(Records)

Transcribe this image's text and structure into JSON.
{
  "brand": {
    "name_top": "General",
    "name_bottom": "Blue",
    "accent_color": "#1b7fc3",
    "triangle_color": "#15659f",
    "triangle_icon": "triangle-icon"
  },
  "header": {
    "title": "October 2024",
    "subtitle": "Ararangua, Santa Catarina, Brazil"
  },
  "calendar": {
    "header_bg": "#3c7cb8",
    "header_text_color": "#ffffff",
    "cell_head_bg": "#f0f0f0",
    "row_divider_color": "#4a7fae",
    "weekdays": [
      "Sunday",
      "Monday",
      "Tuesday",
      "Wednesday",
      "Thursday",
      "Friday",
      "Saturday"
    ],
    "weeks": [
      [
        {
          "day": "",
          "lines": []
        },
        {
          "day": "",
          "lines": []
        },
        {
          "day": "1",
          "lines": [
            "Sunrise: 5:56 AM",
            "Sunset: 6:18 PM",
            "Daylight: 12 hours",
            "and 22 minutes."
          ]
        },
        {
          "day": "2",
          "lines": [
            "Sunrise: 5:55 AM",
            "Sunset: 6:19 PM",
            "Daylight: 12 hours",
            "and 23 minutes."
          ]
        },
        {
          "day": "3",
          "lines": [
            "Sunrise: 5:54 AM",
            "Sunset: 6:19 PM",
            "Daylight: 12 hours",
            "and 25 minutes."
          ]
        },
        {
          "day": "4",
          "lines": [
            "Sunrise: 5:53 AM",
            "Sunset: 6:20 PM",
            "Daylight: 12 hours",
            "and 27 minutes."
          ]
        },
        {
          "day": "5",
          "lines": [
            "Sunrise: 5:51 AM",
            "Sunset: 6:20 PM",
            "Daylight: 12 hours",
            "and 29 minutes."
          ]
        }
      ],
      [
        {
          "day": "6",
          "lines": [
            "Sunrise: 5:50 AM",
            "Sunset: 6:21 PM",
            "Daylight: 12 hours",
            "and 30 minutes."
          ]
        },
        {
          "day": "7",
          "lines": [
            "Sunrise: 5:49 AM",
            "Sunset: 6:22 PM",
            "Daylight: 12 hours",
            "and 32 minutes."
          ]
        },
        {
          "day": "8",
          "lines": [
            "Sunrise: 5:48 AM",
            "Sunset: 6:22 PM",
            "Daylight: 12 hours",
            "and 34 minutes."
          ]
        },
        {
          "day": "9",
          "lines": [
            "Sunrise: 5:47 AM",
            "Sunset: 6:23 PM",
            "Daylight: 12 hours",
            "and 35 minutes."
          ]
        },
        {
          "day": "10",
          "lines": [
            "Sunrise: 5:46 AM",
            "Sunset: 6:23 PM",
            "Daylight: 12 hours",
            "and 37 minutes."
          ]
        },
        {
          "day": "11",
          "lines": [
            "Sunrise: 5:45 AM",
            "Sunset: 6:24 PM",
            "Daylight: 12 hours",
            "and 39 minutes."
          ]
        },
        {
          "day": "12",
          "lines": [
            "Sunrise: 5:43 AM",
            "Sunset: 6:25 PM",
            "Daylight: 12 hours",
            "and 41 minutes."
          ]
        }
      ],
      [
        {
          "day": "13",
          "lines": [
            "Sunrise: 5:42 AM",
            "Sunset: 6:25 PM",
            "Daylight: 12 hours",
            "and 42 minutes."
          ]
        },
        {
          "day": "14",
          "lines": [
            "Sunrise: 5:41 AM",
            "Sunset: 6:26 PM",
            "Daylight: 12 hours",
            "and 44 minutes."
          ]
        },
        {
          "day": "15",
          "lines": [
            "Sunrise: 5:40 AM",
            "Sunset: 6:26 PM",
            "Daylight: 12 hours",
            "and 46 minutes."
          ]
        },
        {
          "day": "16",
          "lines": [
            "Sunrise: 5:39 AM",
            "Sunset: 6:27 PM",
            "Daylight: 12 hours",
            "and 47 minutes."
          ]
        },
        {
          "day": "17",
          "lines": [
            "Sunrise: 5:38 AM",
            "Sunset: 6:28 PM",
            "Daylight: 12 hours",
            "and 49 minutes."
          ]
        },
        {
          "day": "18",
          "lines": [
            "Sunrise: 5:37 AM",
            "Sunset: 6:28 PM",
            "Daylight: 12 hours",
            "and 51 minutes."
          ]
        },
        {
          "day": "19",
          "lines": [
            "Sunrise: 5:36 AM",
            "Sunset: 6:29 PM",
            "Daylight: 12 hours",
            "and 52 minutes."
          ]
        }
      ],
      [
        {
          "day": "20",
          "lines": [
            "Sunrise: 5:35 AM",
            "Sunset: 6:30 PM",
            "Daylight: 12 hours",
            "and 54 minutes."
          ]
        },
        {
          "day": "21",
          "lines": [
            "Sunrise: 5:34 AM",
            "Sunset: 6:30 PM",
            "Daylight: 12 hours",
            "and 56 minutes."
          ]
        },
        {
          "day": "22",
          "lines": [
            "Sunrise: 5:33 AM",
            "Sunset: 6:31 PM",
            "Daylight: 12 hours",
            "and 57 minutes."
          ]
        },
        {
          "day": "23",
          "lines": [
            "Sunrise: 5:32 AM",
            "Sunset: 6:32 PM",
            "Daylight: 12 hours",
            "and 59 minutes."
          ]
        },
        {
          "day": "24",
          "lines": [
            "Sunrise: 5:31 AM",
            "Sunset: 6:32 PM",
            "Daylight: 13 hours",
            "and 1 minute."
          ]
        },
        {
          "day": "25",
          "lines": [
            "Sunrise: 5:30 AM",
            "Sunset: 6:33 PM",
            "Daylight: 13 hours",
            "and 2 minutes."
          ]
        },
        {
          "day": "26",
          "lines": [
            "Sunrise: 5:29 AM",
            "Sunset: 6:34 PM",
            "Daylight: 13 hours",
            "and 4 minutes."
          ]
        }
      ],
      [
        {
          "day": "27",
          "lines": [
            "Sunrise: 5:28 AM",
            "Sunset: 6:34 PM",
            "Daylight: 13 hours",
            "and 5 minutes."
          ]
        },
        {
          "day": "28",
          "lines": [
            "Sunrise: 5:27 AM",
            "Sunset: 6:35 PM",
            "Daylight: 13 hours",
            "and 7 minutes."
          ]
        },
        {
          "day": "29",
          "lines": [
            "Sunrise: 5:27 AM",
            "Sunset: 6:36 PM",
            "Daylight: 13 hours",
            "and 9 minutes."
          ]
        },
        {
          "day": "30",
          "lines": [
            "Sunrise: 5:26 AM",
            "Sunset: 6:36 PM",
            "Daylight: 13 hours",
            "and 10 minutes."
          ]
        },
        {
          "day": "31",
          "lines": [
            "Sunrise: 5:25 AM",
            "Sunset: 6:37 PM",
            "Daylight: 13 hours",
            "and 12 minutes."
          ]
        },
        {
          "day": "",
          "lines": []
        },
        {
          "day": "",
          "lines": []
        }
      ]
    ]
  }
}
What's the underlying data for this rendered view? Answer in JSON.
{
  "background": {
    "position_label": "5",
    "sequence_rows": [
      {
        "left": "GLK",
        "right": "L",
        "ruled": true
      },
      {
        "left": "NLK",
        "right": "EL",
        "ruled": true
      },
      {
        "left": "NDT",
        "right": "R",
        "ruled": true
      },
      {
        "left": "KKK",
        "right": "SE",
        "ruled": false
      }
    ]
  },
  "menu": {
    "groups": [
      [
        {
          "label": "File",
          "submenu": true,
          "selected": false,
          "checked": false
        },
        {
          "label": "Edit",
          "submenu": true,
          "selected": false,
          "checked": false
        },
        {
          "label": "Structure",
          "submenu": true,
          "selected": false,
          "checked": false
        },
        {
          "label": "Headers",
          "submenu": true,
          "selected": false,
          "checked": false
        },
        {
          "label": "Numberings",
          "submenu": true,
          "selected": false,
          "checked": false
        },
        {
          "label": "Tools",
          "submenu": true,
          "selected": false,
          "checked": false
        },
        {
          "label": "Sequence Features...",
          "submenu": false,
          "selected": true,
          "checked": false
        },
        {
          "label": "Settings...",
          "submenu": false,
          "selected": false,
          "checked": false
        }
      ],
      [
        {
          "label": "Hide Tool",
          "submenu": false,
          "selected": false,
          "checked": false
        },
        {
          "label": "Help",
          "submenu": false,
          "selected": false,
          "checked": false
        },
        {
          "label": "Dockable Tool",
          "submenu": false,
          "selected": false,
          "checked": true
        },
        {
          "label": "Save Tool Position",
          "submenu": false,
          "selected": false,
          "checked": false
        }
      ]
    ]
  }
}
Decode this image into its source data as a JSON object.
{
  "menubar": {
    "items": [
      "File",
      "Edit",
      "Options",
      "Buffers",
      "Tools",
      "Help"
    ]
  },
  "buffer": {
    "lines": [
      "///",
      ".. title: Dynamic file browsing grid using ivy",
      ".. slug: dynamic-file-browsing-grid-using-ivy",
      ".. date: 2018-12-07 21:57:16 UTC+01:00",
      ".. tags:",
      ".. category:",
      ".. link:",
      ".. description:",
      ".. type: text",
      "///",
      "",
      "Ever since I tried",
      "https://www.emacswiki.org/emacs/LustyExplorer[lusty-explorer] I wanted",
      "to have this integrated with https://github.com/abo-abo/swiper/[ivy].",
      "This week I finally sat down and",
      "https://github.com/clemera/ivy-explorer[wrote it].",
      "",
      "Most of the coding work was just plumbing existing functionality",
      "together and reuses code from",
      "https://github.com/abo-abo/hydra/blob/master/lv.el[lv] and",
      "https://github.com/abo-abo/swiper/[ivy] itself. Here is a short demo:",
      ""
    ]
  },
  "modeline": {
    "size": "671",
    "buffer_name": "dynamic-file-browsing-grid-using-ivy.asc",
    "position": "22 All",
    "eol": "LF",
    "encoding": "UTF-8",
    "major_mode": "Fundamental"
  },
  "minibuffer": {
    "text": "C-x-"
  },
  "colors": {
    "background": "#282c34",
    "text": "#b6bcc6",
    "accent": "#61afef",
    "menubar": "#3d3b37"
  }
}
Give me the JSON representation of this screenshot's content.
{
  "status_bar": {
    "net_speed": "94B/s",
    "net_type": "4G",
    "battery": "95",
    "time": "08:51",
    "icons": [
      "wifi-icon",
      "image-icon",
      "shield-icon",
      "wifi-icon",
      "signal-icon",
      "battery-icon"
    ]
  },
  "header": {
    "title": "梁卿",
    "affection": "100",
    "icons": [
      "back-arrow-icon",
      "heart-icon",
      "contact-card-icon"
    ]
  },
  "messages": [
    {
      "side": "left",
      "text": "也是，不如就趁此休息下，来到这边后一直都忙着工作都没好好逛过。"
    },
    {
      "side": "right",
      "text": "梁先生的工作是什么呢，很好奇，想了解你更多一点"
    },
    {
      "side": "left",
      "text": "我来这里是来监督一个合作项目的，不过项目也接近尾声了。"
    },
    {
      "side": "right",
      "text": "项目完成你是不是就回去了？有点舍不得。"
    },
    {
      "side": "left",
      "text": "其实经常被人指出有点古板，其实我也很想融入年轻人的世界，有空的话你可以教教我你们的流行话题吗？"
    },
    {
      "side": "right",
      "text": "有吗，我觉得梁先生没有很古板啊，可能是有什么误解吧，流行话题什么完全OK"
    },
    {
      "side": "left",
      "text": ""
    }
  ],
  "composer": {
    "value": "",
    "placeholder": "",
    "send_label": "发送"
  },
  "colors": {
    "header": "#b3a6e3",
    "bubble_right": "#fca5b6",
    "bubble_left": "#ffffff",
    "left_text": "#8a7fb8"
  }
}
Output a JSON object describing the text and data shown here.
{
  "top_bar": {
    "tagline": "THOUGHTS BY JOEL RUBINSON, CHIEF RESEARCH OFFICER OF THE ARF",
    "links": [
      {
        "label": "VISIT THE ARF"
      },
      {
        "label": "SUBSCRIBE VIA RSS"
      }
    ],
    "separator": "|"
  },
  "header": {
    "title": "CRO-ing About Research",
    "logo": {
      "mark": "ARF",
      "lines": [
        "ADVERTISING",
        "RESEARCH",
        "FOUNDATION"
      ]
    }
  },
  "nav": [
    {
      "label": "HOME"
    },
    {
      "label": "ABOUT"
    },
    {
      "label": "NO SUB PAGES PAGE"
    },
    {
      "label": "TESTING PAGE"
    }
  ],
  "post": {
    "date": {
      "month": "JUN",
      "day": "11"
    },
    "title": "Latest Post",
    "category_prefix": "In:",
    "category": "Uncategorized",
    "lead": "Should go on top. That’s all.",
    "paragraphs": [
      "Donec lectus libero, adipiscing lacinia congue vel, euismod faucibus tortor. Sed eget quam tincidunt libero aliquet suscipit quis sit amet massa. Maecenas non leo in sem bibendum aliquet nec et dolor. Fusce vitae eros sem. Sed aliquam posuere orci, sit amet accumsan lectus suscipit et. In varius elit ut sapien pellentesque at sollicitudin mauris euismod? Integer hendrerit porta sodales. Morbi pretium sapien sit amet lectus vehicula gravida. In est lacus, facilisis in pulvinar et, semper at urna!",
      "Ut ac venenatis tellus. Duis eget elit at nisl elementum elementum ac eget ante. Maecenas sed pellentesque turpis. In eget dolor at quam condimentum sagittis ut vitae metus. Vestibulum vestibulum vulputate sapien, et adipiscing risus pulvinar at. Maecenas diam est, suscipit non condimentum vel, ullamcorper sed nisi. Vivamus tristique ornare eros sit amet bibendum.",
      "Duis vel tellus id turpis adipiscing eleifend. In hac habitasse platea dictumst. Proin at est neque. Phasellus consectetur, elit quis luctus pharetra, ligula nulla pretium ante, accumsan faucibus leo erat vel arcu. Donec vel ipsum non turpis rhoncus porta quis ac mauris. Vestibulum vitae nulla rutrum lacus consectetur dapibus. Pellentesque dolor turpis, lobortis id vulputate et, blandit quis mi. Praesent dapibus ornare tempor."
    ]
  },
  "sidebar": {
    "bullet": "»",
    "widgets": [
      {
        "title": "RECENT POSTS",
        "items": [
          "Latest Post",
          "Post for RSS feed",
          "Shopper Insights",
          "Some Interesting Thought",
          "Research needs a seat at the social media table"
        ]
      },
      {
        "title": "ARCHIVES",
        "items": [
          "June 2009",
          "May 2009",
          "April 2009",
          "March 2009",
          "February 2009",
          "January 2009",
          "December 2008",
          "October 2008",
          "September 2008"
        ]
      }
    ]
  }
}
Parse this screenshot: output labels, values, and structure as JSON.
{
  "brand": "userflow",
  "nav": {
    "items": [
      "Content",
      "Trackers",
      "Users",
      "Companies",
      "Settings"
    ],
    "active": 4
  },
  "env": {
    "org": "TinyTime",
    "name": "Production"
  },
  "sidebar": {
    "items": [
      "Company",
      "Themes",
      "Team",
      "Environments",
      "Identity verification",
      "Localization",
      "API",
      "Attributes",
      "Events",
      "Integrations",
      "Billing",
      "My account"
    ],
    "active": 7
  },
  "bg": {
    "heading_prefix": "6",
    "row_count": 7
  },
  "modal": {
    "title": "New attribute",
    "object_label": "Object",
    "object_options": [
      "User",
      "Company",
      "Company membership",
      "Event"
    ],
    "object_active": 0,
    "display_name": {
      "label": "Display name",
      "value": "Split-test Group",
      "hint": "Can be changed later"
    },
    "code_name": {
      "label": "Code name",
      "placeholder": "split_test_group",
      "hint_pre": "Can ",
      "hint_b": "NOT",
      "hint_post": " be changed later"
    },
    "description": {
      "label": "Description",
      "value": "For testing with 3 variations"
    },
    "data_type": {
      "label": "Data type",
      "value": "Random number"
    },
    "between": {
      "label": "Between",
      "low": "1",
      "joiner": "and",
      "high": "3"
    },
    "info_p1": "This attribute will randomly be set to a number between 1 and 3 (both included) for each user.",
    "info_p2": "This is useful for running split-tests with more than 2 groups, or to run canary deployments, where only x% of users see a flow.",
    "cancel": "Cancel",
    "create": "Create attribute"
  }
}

### WORK TO BE COMPLETED
Scan the listing above and identify each line holding the string "pretium"; copy every such line.

### FINISHED ANSWER
      "Donec lectus libero, adipiscing lacinia congue vel, euismod faucibus tortor. Sed eget quam tincidunt libero aliquet suscipit quis sit amet massa. Maecenas non leo in sem bibendum aliquet nec et dolor. Fusce vitae eros sem. Sed aliquam posuere orci, sit amet accumsan lectus suscipit et. In varius elit ut sapien pellentesque at sollicitudin mauris euismod? Integer hendrerit porta sodales. Morbi pretium sapien sit amet lectus vehicula gravida. In est lacus, facilisis in pulvinar et, semper at urna!",
      "Duis vel tellus id turpis adipiscing eleifend. In hac habitasse platea dictumst. Proin at est neque. Phasellus consectetur, elit quis luctus pharetra, ligula nulla pretium ante, accumsan faucibus leo erat vel arcu. Donec vel ipsum non turpis rhoncus porta quis ac mauris. Vestibulum vitae nulla rutrum lacus consectetur dapibus. Pellentesque dolor turpis, lobortis id vulputate et, blandit quis mi. Praesent dapibus ornare tempor."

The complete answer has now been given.